Objective
Whenever a line contains the string "кафтан", copy it out of the entries.
-------------------------
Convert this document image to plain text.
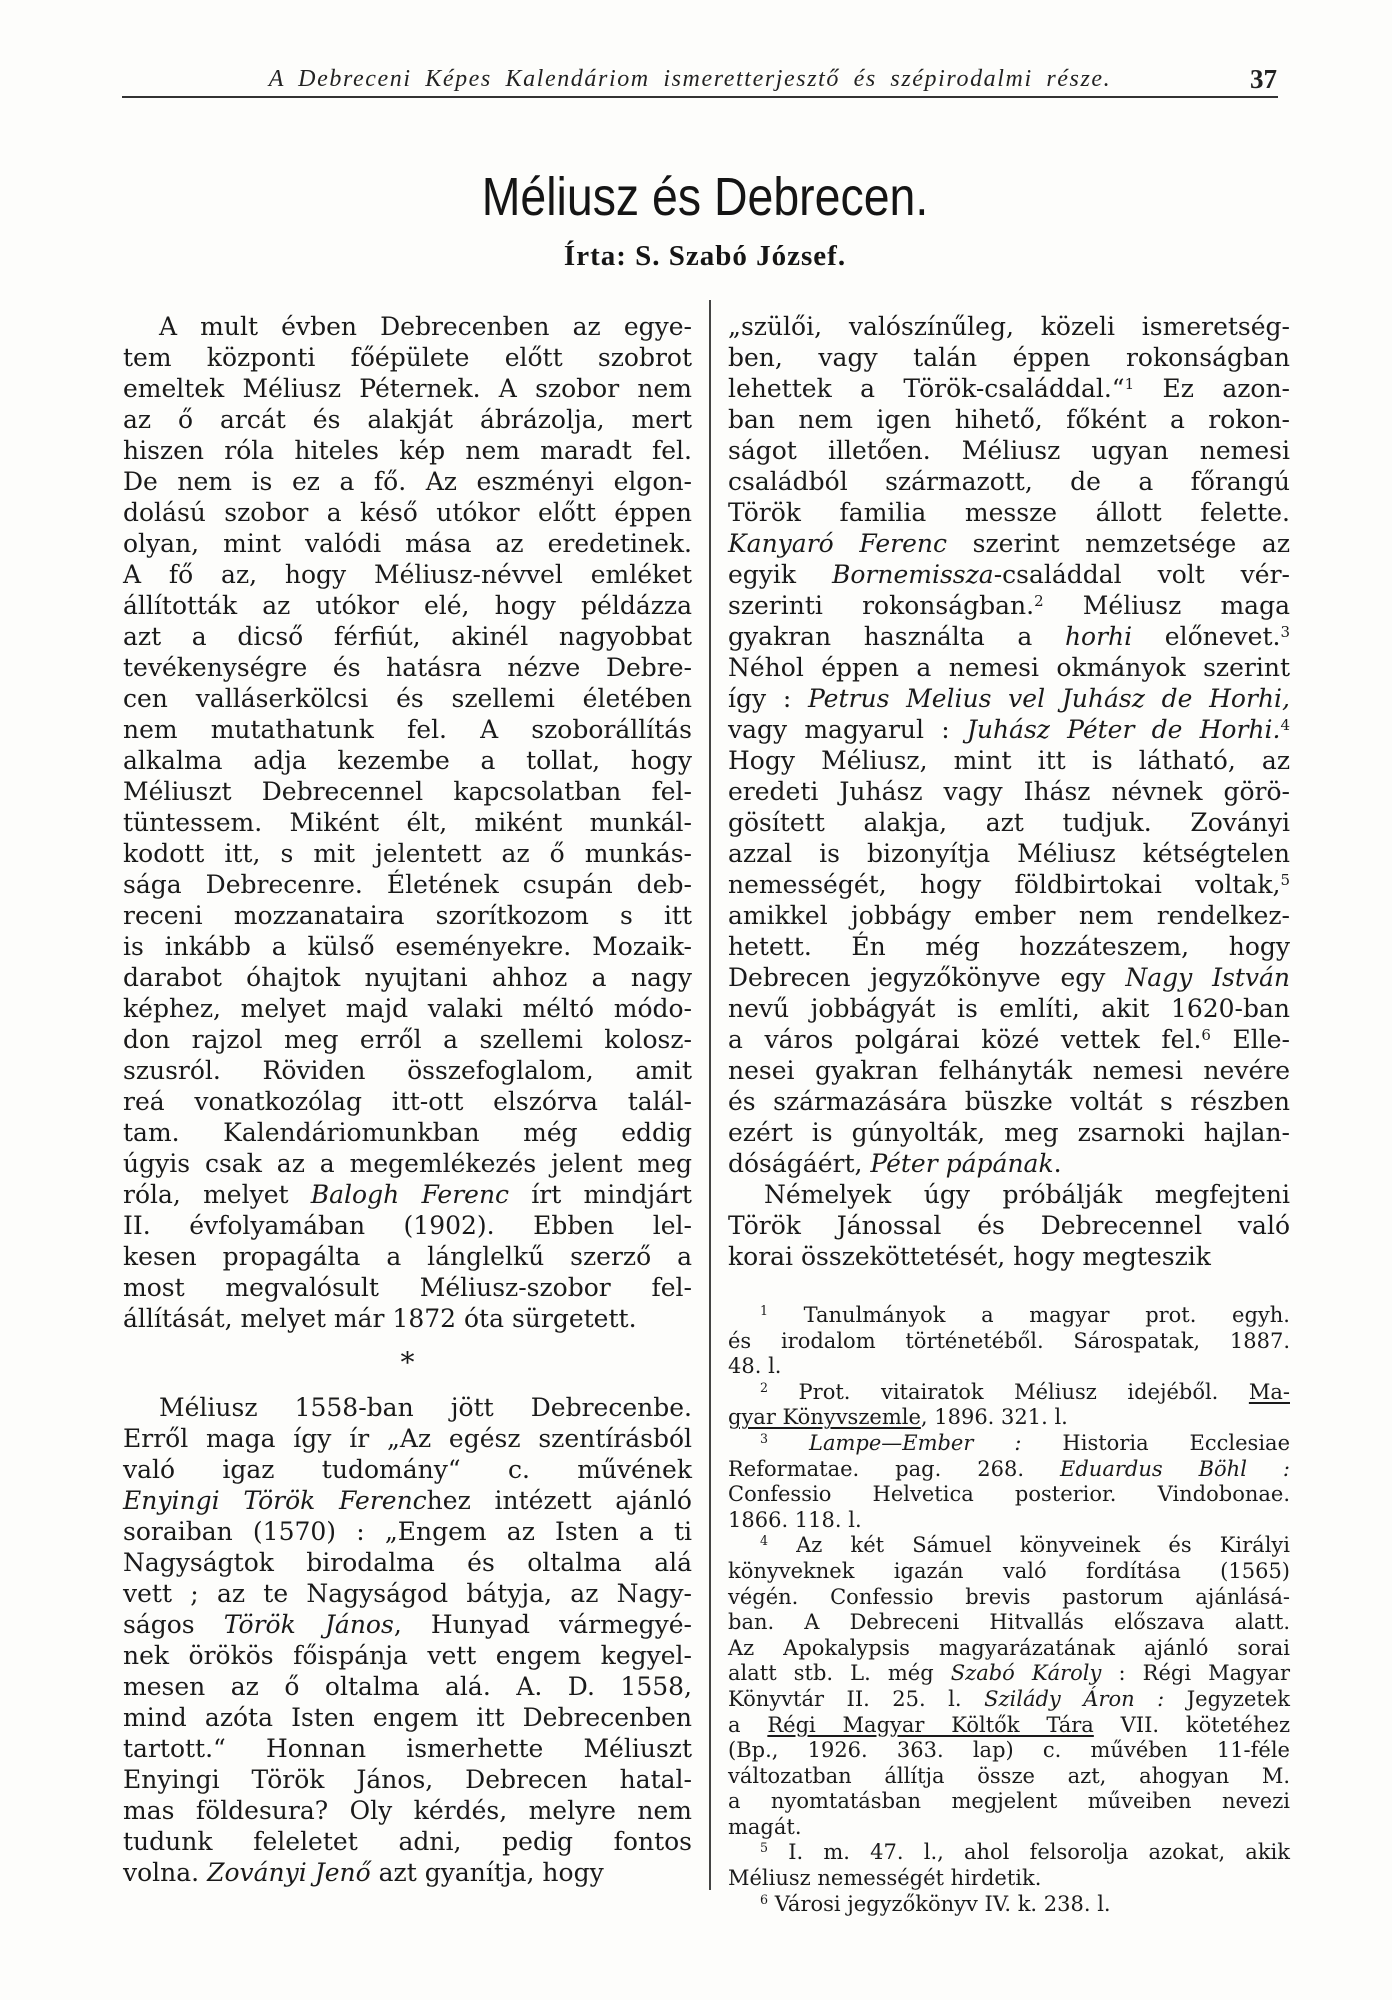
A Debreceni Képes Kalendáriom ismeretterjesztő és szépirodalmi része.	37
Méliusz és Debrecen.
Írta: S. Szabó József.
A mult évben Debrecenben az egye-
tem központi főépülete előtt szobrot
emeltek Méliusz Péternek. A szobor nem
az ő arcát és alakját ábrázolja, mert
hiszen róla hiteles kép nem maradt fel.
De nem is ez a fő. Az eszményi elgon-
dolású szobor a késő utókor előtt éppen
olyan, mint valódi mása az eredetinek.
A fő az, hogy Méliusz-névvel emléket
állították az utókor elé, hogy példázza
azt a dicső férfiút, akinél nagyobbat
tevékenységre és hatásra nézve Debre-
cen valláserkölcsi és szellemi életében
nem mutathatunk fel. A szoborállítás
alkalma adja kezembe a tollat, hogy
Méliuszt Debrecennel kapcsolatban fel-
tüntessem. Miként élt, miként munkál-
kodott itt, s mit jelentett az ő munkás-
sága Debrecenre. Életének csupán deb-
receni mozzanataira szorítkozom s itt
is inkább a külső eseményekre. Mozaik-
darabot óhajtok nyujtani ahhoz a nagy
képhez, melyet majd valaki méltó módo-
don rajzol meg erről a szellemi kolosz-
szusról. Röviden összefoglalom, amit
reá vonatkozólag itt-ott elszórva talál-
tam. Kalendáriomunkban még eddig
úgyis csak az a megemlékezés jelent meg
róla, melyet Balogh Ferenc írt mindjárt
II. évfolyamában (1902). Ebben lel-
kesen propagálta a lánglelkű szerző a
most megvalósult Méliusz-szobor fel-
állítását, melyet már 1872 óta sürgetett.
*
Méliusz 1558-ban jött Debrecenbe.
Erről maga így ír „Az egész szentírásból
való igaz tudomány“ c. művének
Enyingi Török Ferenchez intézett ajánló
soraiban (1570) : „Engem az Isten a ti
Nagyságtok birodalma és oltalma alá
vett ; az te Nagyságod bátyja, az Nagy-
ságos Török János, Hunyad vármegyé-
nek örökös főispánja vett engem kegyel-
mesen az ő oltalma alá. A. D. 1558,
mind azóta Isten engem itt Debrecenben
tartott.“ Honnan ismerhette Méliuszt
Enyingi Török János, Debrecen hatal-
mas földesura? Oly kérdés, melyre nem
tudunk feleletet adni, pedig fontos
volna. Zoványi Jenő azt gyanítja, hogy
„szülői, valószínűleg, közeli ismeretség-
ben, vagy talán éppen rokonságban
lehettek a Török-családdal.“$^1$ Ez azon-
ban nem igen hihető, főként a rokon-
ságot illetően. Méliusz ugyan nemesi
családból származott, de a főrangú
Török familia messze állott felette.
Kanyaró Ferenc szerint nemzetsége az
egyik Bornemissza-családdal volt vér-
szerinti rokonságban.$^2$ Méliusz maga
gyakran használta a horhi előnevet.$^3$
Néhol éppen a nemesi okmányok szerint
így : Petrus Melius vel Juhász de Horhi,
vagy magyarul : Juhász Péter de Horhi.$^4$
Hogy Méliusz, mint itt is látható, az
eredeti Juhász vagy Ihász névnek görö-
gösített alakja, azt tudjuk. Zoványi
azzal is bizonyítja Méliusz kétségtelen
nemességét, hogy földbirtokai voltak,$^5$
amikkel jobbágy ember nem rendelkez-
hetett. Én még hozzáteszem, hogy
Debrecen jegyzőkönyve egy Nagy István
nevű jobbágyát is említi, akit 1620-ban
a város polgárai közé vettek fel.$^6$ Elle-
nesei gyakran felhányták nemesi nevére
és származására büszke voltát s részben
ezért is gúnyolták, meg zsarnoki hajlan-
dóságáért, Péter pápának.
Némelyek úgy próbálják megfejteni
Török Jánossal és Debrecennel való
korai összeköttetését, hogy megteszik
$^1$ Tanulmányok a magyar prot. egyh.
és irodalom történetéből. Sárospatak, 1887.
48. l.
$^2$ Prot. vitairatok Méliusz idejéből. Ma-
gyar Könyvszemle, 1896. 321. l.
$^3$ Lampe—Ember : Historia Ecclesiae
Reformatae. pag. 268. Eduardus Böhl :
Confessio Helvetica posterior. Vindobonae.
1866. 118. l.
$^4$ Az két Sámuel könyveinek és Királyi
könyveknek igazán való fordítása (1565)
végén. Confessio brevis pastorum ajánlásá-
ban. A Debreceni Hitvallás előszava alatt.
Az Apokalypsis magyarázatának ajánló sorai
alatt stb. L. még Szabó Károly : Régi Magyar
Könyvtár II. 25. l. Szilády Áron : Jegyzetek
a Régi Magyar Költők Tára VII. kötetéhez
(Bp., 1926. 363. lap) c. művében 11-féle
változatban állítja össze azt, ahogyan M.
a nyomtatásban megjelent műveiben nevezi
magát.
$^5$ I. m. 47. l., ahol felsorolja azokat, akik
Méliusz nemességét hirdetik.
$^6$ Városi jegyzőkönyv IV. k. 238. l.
-------------------------
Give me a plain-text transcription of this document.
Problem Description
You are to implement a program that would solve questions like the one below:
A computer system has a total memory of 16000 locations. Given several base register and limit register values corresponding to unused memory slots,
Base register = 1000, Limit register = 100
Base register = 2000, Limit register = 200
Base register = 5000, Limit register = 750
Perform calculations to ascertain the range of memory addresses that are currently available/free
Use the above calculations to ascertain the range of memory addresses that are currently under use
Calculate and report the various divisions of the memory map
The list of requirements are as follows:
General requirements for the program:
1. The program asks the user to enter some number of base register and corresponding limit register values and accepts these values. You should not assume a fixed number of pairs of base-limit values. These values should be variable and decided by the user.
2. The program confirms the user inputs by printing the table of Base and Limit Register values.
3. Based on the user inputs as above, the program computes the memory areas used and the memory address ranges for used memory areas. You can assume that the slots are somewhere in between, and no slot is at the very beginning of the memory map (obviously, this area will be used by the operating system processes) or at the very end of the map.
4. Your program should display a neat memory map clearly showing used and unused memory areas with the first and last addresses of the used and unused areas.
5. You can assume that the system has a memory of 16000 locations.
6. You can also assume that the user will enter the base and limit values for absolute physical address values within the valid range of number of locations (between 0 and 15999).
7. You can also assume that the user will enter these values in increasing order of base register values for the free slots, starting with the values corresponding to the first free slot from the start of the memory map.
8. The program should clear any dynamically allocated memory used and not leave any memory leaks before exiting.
-------------------------
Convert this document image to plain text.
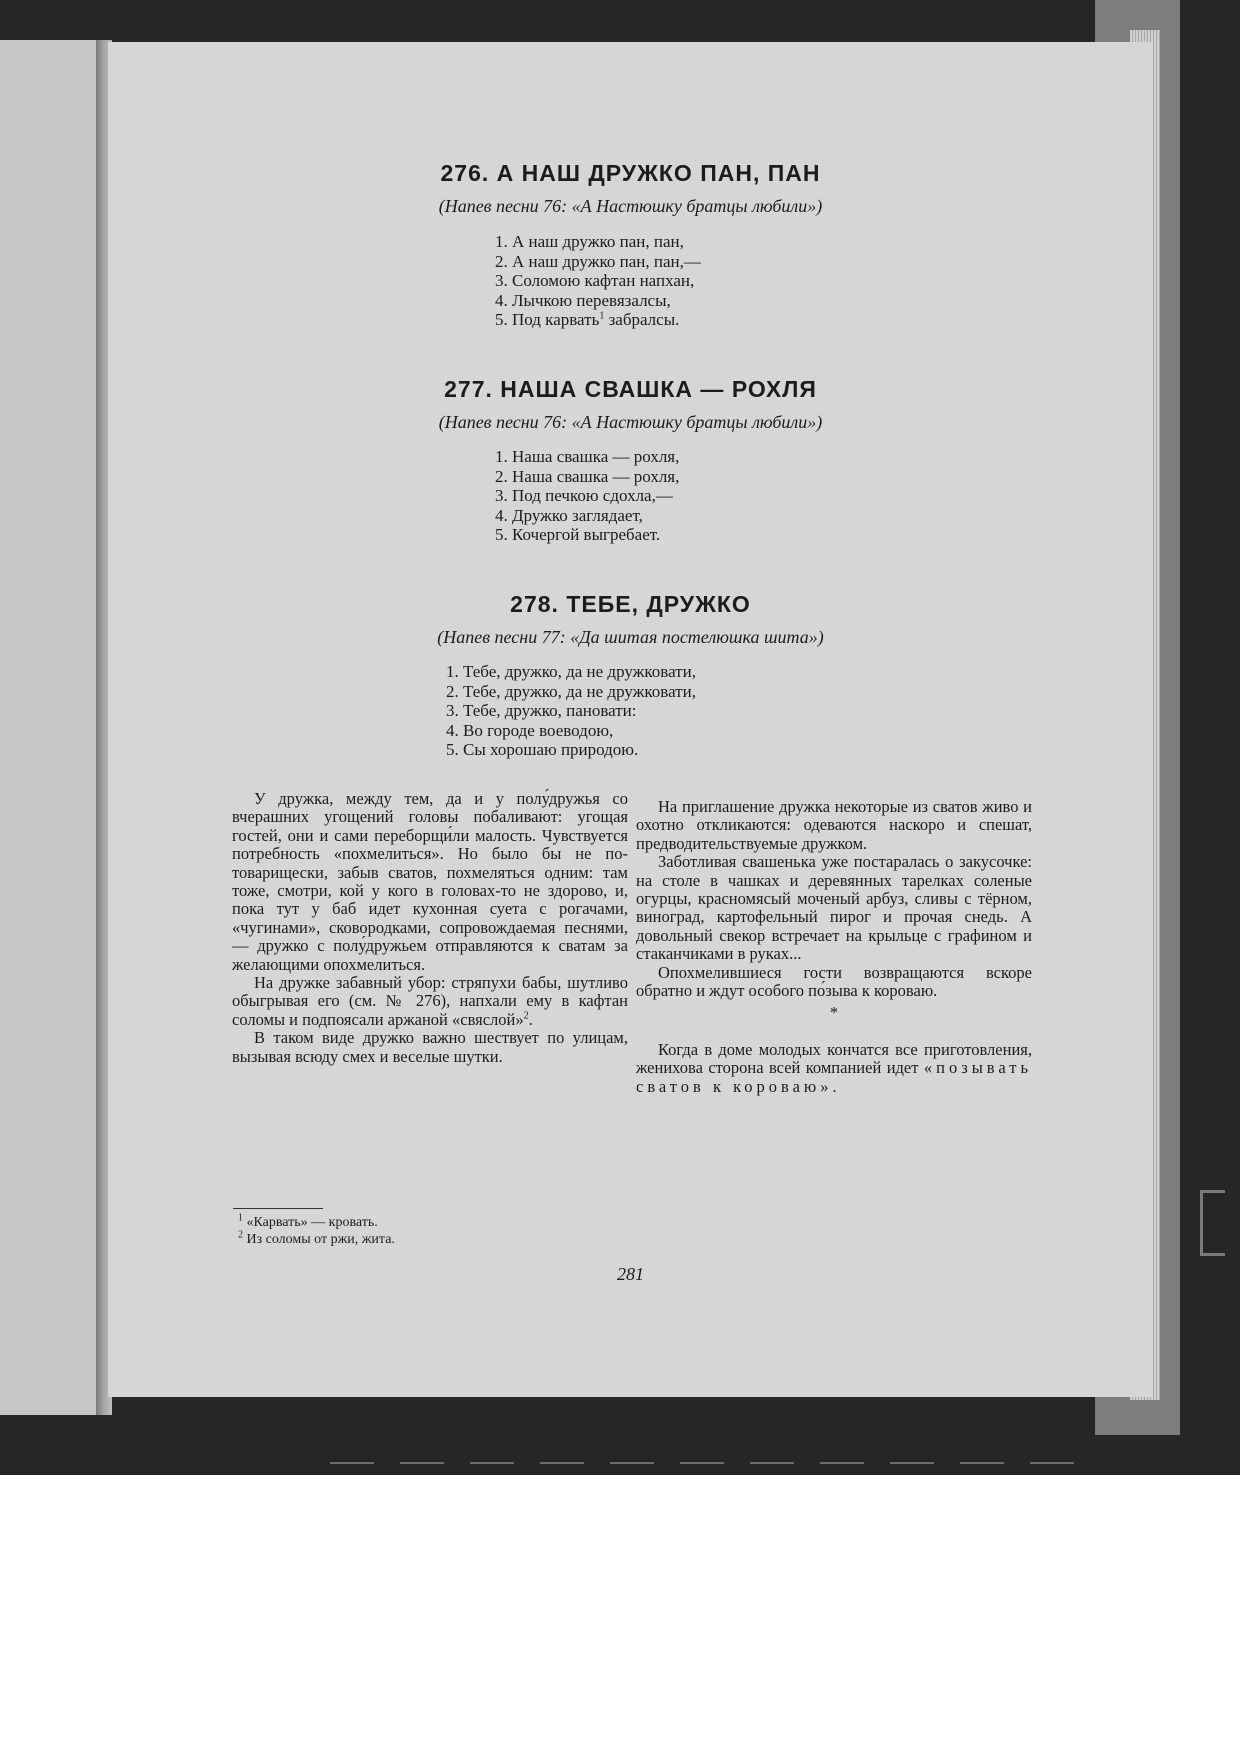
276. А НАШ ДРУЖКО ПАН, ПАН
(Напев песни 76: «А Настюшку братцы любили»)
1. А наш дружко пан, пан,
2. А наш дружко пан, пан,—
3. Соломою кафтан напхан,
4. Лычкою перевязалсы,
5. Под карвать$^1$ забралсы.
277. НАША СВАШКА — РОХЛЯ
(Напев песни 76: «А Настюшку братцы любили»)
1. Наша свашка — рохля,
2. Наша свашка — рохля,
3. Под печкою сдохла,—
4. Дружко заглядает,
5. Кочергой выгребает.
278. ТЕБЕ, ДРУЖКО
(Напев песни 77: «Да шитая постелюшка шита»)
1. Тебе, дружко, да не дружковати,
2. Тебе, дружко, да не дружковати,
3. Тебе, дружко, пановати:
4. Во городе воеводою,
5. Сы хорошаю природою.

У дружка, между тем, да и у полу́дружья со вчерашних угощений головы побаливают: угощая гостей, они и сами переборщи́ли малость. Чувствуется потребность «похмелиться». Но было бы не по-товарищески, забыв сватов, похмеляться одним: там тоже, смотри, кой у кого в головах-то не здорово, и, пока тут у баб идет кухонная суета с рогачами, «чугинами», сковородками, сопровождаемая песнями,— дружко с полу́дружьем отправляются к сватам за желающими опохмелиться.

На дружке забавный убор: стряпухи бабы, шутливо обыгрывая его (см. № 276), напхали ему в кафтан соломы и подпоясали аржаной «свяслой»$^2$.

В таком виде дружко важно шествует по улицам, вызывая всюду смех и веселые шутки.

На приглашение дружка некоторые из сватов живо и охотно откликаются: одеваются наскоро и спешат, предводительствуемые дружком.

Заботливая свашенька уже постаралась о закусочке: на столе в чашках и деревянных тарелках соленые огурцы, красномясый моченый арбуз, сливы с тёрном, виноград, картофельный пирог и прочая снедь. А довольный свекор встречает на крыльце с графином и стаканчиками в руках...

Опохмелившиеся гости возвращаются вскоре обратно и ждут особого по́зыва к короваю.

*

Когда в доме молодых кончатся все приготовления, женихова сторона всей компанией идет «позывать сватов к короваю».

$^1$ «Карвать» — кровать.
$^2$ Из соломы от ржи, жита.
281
-------------------------
Answer to this task
3. Соломою кафтан напхан,
На дружке забавный убор: стряпухи бабы, шутливо обыгрывая его (см. № 276), напхали ему в кафтан соломы и подпоясали аржаной «свяслой»$^2$.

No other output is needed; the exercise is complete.